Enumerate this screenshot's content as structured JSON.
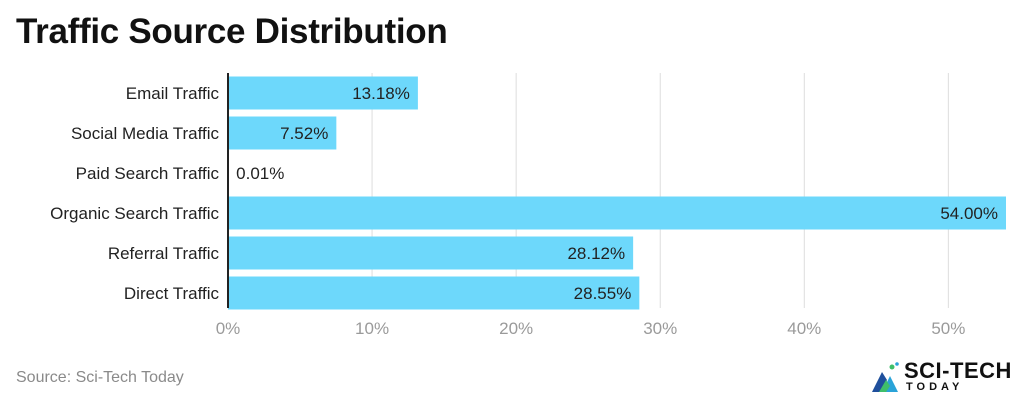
{
  "title": "Traffic Source Distribution",
  "source": "Source: Sci-Tech Today",
  "logo": {
    "word1": "SCI-TECH",
    "word2": "TODAY"
  },
  "colors": {
    "bar": "#6dd8fb",
    "grid": "#dddddd",
    "axis": "#222222",
    "tick": "#9a9a9a",
    "text": "#222222"
  },
  "chart_data": {
    "type": "bar",
    "orientation": "horizontal",
    "title": "Traffic Source Distribution",
    "categories": [
      "Email Traffic",
      "Social Media Traffic",
      "Paid Search Traffic",
      "Organic Search Traffic",
      "Referral Traffic",
      "Direct Traffic"
    ],
    "values": [
      13.18,
      7.52,
      0.01,
      54.0,
      28.12,
      28.55
    ],
    "data_labels": [
      "13.18%",
      "7.52%",
      "0.01%",
      "54.00%",
      "28.12%",
      "28.55%"
    ],
    "xlim": [
      0,
      54
    ],
    "xticks": [
      0,
      10,
      20,
      30,
      40,
      50
    ],
    "xtick_labels": [
      "0%",
      "10%",
      "20%",
      "30%",
      "40%",
      "50%"
    ],
    "grid": true,
    "legend": "none"
  }
}
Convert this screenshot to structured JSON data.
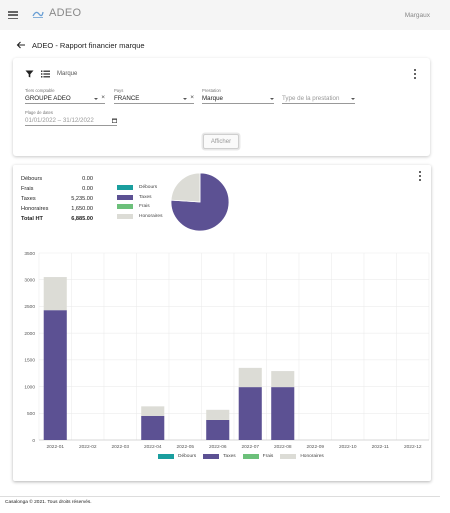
{
  "topbar": {
    "title": "ADEO",
    "user": "Margaux"
  },
  "header": {
    "title": "ADEO - Rapport financier marque"
  },
  "filters": {
    "mode_label": "Marque",
    "tiers": {
      "label": "Tiers comptable",
      "value": "GROUPE ADEO"
    },
    "pays": {
      "label": "Pays",
      "value": "FRANCE"
    },
    "prestation": {
      "label": "Prestation",
      "value": "Marque"
    },
    "type_prestation": {
      "placeholder": "Type de la prestation"
    },
    "dates": {
      "label": "Plage de dates",
      "value": "01/01/2022 – 31/12/2022"
    },
    "submit_label": "Afficher"
  },
  "summary": {
    "rows": [
      {
        "label": "Débours",
        "value": "0.00"
      },
      {
        "label": "Frais",
        "value": "0.00"
      },
      {
        "label": "Taxes",
        "value": "5,235.00"
      },
      {
        "label": "Honoraires",
        "value": "1,650.00"
      }
    ],
    "total": {
      "label": "Total HT",
      "value": "6,885.00"
    }
  },
  "colors": {
    "debours": "#1a9e9e",
    "taxes": "#5c5193",
    "frais": "#6cc07a",
    "honoraires": "#dcdcd6"
  },
  "chart_data": [
    {
      "type": "pie",
      "labels": [
        "Débours",
        "Taxes",
        "Frais",
        "Honoraires"
      ],
      "values": [
        0,
        5235,
        0,
        1650
      ]
    },
    {
      "type": "bar",
      "stacked": true,
      "categories": [
        "2022-01",
        "2022-02",
        "2022-03",
        "2022-04",
        "2022-05",
        "2022-06",
        "2022-07",
        "2022-08",
        "2022-09",
        "2022-10",
        "2022-11",
        "2022-12"
      ],
      "series": [
        {
          "name": "Débours",
          "values": [
            0,
            0,
            0,
            0,
            0,
            0,
            0,
            0,
            0,
            0,
            0,
            0
          ]
        },
        {
          "name": "Taxes",
          "values": [
            2430,
            0,
            0,
            450,
            0,
            375,
            990,
            990,
            0,
            0,
            0,
            0
          ]
        },
        {
          "name": "Frais",
          "values": [
            0,
            0,
            0,
            0,
            0,
            0,
            0,
            0,
            0,
            0,
            0,
            0
          ]
        },
        {
          "name": "Honoraires",
          "values": [
            620,
            0,
            0,
            180,
            0,
            190,
            360,
            300,
            0,
            0,
            0,
            0
          ]
        }
      ],
      "yticks": [
        "0",
        "500",
        "1000",
        "1500",
        "2000",
        "2500",
        "3000",
        "3500"
      ],
      "ylim": [
        0,
        3500
      ],
      "grid": true,
      "legend": "bottom"
    }
  ],
  "footer": {
    "text": "Casalonga © 2021. Tous droits réservés."
  }
}
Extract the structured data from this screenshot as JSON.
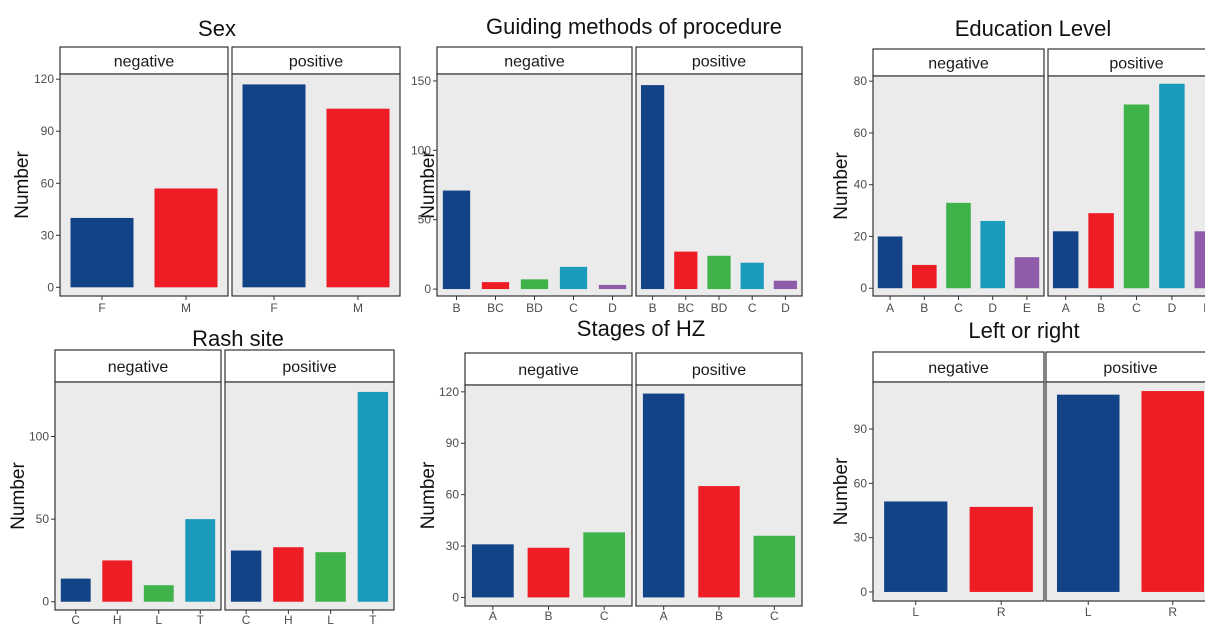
{
  "colors": {
    "navy": "#134387",
    "red": "#ee1c25",
    "green": "#3fb34a",
    "teal": "#1a9bbb",
    "purple": "#8e5ca8",
    "panel": "#ebebeb",
    "strip": "#ffffff"
  },
  "chart_data": [
    {
      "type": "bar",
      "title": "Sex",
      "ylabel": "Number",
      "facets": [
        "negative",
        "positive"
      ],
      "categories": [
        "F",
        "M"
      ],
      "bar_colors": [
        "#134387",
        "#ee1c25"
      ],
      "series": [
        {
          "name": "negative",
          "values": [
            40,
            57
          ]
        },
        {
          "name": "positive",
          "values": [
            117,
            103
          ]
        }
      ],
      "yticks": [
        0,
        30,
        60,
        90,
        120
      ],
      "ylim": [
        -5,
        123
      ]
    },
    {
      "type": "bar",
      "title": "Guiding methods of procedure",
      "ylabel": "Number",
      "facets": [
        "negative",
        "positive"
      ],
      "categories": [
        "B",
        "BC",
        "BD",
        "C",
        "D"
      ],
      "bar_colors": [
        "#134387",
        "#ee1c25",
        "#3fb34a",
        "#1a9bbb",
        "#8e5ca8"
      ],
      "series": [
        {
          "name": "negative",
          "values": [
            71,
            5,
            7,
            16,
            3
          ]
        },
        {
          "name": "positive",
          "values": [
            147,
            27,
            24,
            19,
            6
          ]
        }
      ],
      "yticks": [
        0,
        50,
        100,
        150
      ],
      "ylim": [
        -5,
        155
      ]
    },
    {
      "type": "bar",
      "title": "Education Level",
      "ylabel": "Number",
      "facets": [
        "negative",
        "positive"
      ],
      "categories": [
        "A",
        "B",
        "C",
        "D",
        "E"
      ],
      "bar_colors": [
        "#134387",
        "#ee1c25",
        "#3fb34a",
        "#1a9bbb",
        "#8e5ca8"
      ],
      "series": [
        {
          "name": "negative",
          "values": [
            20,
            9,
            33,
            26,
            12
          ]
        },
        {
          "name": "positive",
          "values": [
            22,
            29,
            71,
            79,
            22
          ]
        }
      ],
      "yticks": [
        0,
        20,
        40,
        60,
        80
      ],
      "ylim": [
        -3,
        82
      ]
    },
    {
      "type": "bar",
      "title": "Rash site",
      "ylabel": "Number",
      "facets": [
        "negative",
        "positive"
      ],
      "categories": [
        "C",
        "H",
        "L",
        "T"
      ],
      "bar_colors": [
        "#134387",
        "#ee1c25",
        "#3fb34a",
        "#1a9bbb"
      ],
      "series": [
        {
          "name": "negative",
          "values": [
            14,
            25,
            10,
            50
          ]
        },
        {
          "name": "positive",
          "values": [
            31,
            33,
            30,
            127
          ]
        }
      ],
      "yticks": [
        0,
        50,
        100
      ],
      "ylim": [
        -5,
        133
      ]
    },
    {
      "type": "bar",
      "title": "Stages of HZ",
      "ylabel": "Number",
      "facets": [
        "negative",
        "positive"
      ],
      "categories": [
        "A",
        "B",
        "C"
      ],
      "bar_colors": [
        "#134387",
        "#ee1c25",
        "#3fb34a"
      ],
      "series": [
        {
          "name": "negative",
          "values": [
            31,
            29,
            38
          ]
        },
        {
          "name": "positive",
          "values": [
            119,
            65,
            36
          ]
        }
      ],
      "yticks": [
        0,
        30,
        60,
        90,
        120
      ],
      "ylim": [
        -5,
        124
      ]
    },
    {
      "type": "bar",
      "title": "Left or right",
      "ylabel": "Number",
      "facets": [
        "negative",
        "positive"
      ],
      "categories": [
        "L",
        "R"
      ],
      "bar_colors": [
        "#134387",
        "#ee1c25"
      ],
      "series": [
        {
          "name": "negative",
          "values": [
            50,
            47
          ]
        },
        {
          "name": "positive",
          "values": [
            109,
            111
          ]
        }
      ],
      "yticks": [
        0,
        30,
        60,
        90
      ],
      "ylim": [
        -5,
        116
      ]
    }
  ]
}
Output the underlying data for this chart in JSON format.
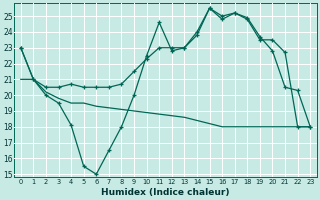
{
  "xlabel": "Humidex (Indice chaleur)",
  "bg_color": "#c8eae4",
  "grid_color": "#ffffff",
  "line_color": "#006655",
  "xlim": [
    -0.5,
    23.5
  ],
  "ylim": [
    14.8,
    25.8
  ],
  "yticks": [
    15,
    16,
    17,
    18,
    19,
    20,
    21,
    22,
    23,
    24,
    25
  ],
  "xticks": [
    0,
    1,
    2,
    3,
    4,
    5,
    6,
    7,
    8,
    9,
    10,
    11,
    12,
    13,
    14,
    15,
    16,
    17,
    18,
    19,
    20,
    21,
    22,
    23
  ],
  "s1_x": [
    0,
    1,
    2,
    3,
    4,
    5,
    6,
    7,
    8,
    9,
    10,
    11,
    12,
    13,
    14,
    15,
    16,
    17,
    18,
    19,
    20,
    21,
    22,
    23
  ],
  "s1_y": [
    23,
    21,
    20,
    19.5,
    18.1,
    15.5,
    15,
    16.5,
    18,
    20,
    22.5,
    24.6,
    22.8,
    23,
    23.8,
    25.5,
    25,
    25.2,
    24.9,
    23.7,
    22.8,
    20.5,
    20.3,
    18
  ],
  "s2_x": [
    0,
    1,
    2,
    3,
    4,
    5,
    6,
    7,
    8,
    9,
    10,
    11,
    12,
    13,
    14,
    15,
    16,
    17,
    18,
    19,
    20,
    21,
    22,
    23
  ],
  "s2_y": [
    23,
    21,
    20.5,
    20.5,
    20.7,
    20.5,
    20.5,
    20.5,
    20.7,
    21.5,
    22.3,
    23,
    23,
    23,
    24,
    25.5,
    24.8,
    25.2,
    24.8,
    23.5,
    23.5,
    22.7,
    18,
    18
  ],
  "s3_x": [
    0,
    1,
    2,
    3,
    4,
    5,
    6,
    7,
    8,
    9,
    10,
    11,
    12,
    13,
    14,
    15,
    16,
    17,
    18,
    19,
    20,
    21,
    22,
    23
  ],
  "s3_y": [
    21,
    21,
    20.2,
    19.8,
    19.5,
    19.5,
    19.3,
    19.2,
    19.1,
    19.0,
    18.9,
    18.8,
    18.7,
    18.6,
    18.4,
    18.2,
    18.0,
    18.0,
    18,
    18,
    18,
    18,
    18,
    18
  ]
}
================
What is required
State how many lines of the records hold the string "Distribution", and nothing else.

Response to the task
2